-- GIVEN INSTRUCTION --
Please repeat all of the listing exactly.

____

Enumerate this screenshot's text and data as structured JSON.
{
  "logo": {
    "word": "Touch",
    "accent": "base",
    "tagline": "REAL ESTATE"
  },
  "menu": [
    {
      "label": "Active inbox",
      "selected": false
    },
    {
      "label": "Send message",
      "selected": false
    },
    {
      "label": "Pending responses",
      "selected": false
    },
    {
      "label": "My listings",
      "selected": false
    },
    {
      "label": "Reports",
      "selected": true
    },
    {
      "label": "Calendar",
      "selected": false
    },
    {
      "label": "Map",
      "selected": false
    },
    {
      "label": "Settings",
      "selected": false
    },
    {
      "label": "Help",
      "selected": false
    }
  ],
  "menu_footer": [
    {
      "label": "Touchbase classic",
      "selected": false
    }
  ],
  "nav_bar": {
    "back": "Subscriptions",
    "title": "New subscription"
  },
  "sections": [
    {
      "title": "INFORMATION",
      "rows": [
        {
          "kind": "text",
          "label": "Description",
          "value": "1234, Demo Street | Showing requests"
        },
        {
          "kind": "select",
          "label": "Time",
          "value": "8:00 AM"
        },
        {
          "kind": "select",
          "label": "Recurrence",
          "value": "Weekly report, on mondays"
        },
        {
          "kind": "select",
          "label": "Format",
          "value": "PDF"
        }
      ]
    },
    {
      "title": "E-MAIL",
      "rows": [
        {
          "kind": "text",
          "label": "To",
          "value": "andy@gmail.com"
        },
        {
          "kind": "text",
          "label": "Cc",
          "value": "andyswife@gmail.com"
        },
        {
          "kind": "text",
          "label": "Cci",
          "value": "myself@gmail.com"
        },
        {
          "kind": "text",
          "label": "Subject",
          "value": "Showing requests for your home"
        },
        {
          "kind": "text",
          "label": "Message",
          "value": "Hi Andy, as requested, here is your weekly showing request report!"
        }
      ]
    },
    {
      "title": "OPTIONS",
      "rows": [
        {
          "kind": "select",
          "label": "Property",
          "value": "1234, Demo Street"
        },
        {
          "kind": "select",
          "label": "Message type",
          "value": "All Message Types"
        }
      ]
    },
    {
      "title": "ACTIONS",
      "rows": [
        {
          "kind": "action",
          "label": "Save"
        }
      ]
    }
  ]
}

____

-- FULL OUTPUT --
Enumerate this screenshot's text and data as structured JSON.
{
  "logo": {
    "word": "Touch",
    "accent": "base",
    "tagline": "REAL ESTATE"
  },
  "menu": [
    {
      "label": "Active inbox",
      "selected": false
    },
    {
      "label": "Send message",
      "selected": false
    },
    {
      "label": "Pending responses",
      "selected": false
    },
    {
      "label": "My listings",
      "selected": false
    },
    {
      "label": "Reports",
      "selected": true
    },
    {
      "label": "Calendar",
      "selected": false
    },
    {
      "label": "Map",
      "selected": false
    },
    {
      "label": "Settings",
      "selected": false
    },
    {
      "label": "Help",
      "selected": false
    }
  ],
  "menu_footer": [
    {
      "label": "Touchbase classic",
      "selected": false
    }
  ],
  "nav_bar": {
    "back": "Subscriptions",
    "title": "New subscription"
  },
  "sections": [
    {
      "title": "INFORMATION",
      "rows": [
        {
          "kind": "text",
          "label": "Description",
          "value": "1234, Demo Street | Showing requests"
        },
        {
          "kind": "select",
          "label": "Time",
          "value": "8:00 AM"
        },
        {
          "kind": "select",
          "label": "Recurrence",
          "value": "Weekly report, on mondays"
        },
        {
          "kind": "select",
          "label": "Format",
          "value": "PDF"
        }
      ]
    },
    {
      "title": "E-MAIL",
      "rows": [
        {
          "kind": "text",
          "label": "To",
          "value": "andy@gmail.com"
        },
        {
          "kind": "text",
          "label": "Cc",
          "value": "andyswife@gmail.com"
        },
        {
          "kind": "text",
          "label": "Cci",
          "value": "myself@gmail.com"
        },
        {
          "kind": "text",
          "label": "Subject",
          "value": "Showing requests for your home"
        },
        {
          "kind": "text",
          "label": "Message",
          "value": "Hi Andy, as requested, here is your weekly showing request report!"
        }
      ]
    },
    {
      "title": "OPTIONS",
      "rows": [
        {
          "kind": "select",
          "label": "Property",
          "value": "1234, Demo Street"
        },
        {
          "kind": "select",
          "label": "Message type",
          "value": "All Message Types"
        }
      ]
    },
    {
      "title": "ACTIONS",
      "rows": [
        {
          "kind": "action",
          "label": "Save"
        }
      ]
    }
  ]
}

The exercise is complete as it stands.